** TASK MATERIAL **
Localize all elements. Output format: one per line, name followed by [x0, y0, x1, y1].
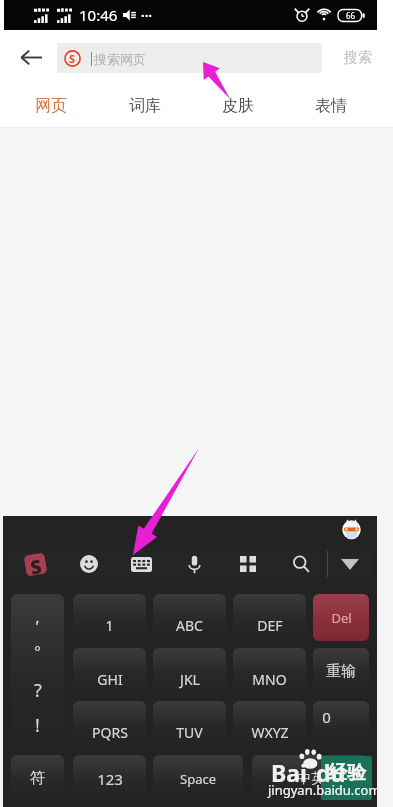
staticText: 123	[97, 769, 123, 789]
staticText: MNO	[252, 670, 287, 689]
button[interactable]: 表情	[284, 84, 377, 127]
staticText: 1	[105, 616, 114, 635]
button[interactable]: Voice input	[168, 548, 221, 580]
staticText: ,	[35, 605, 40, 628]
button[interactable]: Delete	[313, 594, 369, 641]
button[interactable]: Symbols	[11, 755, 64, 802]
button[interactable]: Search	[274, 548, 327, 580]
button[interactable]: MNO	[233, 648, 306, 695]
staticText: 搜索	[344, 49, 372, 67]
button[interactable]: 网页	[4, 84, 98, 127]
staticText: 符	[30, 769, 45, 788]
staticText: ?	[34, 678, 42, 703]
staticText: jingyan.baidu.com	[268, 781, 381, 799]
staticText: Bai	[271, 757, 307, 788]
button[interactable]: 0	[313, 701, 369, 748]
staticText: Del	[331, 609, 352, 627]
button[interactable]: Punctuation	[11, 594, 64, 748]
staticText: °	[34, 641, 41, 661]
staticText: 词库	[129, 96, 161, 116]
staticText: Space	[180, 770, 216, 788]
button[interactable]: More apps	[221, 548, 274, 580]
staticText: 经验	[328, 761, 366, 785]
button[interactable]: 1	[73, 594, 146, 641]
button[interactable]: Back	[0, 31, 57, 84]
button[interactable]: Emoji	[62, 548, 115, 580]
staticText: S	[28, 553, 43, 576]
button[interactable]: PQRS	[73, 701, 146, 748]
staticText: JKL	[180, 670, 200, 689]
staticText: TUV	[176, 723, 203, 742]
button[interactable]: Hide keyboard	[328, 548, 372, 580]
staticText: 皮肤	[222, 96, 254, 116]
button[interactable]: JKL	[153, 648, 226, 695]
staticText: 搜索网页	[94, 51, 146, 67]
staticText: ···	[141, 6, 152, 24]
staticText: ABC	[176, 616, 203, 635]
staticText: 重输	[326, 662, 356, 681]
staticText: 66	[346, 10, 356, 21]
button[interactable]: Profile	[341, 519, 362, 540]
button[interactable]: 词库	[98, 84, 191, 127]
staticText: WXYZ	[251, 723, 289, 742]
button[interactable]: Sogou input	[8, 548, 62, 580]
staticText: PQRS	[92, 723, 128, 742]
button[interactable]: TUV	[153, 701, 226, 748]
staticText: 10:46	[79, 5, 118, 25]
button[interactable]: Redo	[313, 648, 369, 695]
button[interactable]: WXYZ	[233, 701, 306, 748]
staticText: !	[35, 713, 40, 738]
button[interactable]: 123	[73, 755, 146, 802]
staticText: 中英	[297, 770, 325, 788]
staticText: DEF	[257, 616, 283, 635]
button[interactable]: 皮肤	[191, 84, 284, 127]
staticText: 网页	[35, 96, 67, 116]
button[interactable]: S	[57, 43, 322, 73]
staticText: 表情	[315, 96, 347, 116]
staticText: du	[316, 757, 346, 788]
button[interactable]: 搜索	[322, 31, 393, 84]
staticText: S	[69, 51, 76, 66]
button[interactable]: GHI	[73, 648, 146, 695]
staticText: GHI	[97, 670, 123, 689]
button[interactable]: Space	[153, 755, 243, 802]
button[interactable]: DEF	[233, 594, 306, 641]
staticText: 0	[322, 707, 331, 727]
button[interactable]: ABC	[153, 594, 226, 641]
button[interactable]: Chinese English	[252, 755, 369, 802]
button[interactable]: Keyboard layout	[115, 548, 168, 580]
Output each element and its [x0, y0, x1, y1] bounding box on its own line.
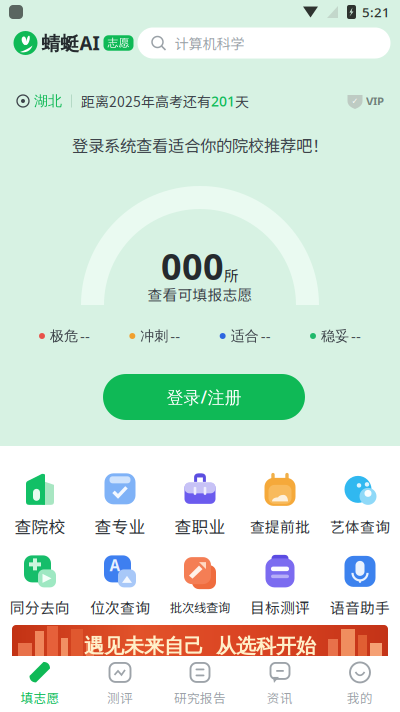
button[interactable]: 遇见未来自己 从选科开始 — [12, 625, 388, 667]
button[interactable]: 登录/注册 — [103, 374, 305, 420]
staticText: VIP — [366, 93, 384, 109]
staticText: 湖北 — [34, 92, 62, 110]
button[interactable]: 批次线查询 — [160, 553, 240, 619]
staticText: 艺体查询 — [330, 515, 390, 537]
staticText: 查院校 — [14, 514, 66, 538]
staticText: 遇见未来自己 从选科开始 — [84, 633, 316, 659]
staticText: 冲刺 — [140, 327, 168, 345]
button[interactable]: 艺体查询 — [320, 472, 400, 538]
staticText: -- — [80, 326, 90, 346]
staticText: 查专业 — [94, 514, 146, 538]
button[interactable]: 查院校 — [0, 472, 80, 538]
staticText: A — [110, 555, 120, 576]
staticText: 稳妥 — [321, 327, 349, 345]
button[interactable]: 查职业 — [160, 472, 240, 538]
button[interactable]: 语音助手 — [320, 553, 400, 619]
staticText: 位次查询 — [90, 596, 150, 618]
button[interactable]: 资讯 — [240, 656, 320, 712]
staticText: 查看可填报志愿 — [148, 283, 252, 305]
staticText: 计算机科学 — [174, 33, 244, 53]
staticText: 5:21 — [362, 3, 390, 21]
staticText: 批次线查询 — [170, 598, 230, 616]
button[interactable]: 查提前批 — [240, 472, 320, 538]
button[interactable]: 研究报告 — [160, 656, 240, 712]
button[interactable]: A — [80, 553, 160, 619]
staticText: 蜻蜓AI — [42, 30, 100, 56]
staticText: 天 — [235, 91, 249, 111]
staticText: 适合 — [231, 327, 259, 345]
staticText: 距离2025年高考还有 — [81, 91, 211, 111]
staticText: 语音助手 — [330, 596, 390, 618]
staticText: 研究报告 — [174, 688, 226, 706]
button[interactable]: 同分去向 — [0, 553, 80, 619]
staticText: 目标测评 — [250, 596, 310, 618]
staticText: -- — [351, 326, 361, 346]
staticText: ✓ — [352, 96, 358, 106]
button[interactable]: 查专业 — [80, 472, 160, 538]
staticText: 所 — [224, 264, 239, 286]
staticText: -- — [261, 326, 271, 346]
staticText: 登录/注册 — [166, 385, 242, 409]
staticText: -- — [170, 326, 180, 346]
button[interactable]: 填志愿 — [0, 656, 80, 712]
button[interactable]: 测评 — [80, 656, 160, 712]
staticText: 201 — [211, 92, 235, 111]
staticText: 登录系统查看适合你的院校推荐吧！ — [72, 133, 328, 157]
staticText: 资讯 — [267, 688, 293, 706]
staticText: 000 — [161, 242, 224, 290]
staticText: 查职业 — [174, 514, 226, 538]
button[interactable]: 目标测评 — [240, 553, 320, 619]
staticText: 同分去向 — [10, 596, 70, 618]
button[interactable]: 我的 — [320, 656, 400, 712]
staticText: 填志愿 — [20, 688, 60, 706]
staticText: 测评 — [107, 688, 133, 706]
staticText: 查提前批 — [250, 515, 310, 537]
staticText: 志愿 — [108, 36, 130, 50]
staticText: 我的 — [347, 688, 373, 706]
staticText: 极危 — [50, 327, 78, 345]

...

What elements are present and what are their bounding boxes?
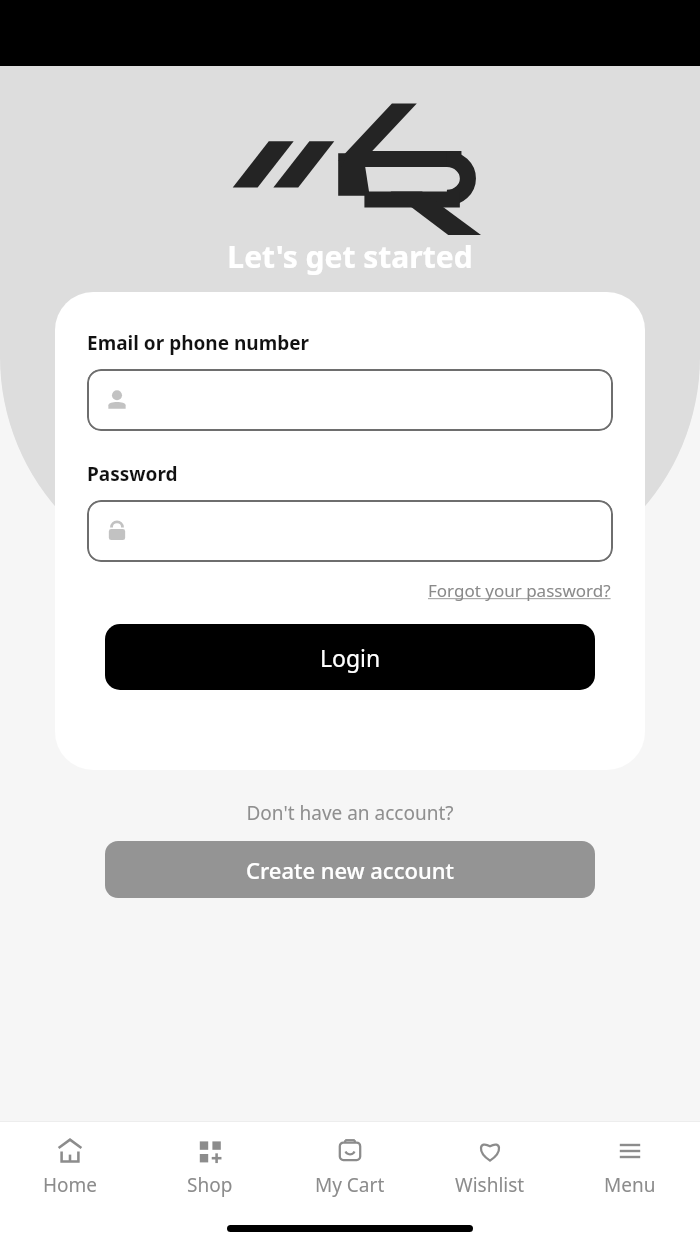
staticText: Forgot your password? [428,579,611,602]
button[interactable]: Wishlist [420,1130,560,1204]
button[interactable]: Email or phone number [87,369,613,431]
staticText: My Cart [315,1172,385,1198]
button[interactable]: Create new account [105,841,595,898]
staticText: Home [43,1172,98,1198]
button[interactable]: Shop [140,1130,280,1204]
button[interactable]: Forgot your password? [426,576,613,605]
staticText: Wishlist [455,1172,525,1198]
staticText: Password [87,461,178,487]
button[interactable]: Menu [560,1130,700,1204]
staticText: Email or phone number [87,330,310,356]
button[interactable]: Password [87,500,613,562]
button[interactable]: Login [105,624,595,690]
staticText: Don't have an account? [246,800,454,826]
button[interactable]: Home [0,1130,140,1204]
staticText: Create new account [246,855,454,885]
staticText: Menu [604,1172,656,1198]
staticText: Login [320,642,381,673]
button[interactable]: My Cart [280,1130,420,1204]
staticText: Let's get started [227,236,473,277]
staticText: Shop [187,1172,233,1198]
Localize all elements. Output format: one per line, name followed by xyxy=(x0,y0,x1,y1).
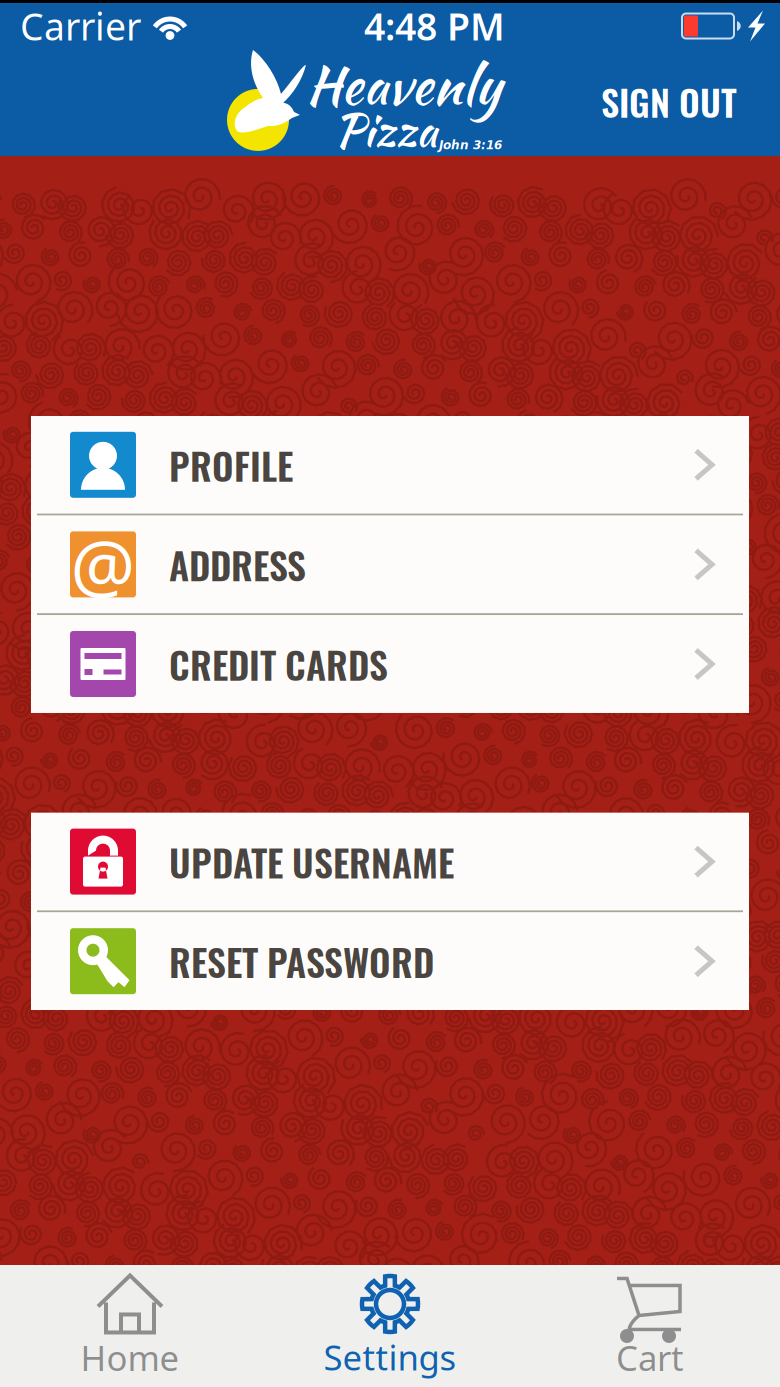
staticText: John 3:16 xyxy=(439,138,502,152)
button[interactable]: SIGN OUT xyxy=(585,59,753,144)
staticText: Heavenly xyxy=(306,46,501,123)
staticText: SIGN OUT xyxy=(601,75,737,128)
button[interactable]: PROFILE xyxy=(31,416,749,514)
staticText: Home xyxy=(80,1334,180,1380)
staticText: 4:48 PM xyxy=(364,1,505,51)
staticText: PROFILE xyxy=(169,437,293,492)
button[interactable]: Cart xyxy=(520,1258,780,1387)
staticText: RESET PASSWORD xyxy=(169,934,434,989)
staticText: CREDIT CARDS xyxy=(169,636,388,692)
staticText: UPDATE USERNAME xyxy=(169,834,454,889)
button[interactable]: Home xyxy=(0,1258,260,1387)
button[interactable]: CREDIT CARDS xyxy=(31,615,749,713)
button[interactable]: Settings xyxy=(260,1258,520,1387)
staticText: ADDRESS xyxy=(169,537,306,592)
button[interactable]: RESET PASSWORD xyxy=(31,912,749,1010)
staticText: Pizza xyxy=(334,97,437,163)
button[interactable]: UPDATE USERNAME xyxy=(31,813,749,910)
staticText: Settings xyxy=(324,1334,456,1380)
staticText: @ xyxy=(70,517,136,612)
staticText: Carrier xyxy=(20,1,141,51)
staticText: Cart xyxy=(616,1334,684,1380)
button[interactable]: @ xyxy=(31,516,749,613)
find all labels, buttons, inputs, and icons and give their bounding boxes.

** TASK **
Retype the items from the line containing "staticText: Forgot your" through the line containing "followed by xyxy=(x0,y0,x1,y1).", including both of those lines.

** RESPONSE TO THE EXERCISE **
staticText: Forgot your password? [428,579,611,602]
button[interactable]: Wishlist [420,1130,560,1204]
button[interactable]: Email or phone number [87,369,613,431]
staticText: My Cart [315,1172,385,1198]
button[interactable]: Create new account [105,841,595,898]
staticText: Home [43,1172,98,1198]
button[interactable]: Shop [140,1130,280,1204]
button[interactable]: Forgot your password? [426,576,613,605]
staticText: Wishlist [455,1172,525,1198]
staticText: Password [87,461,178,487]
button[interactable]: Menu [560,1130,700,1204]
staticText: Email or phone number [87,330,310,356]
button[interactable]: Password [87,500,613,562]
button[interactable]: Login [105,624,595,690]
staticText: Don't have an account? [246,800,454,826]
button[interactable]: Home [0,1130,140,1204]
staticText: Create new account [246,855,454,885]
staticText: Menu [604,1172,656,1198]
staticText: Login [320,642,381,673]
button[interactable]: My Cart [280,1130,420,1204]
staticText: Let's get started [227,236,473,277]
staticText: Shop [187,1172,233,1198]
Localize all elements. Output format: one per line, name followed by xyxy=(x0,y0,x1,y1).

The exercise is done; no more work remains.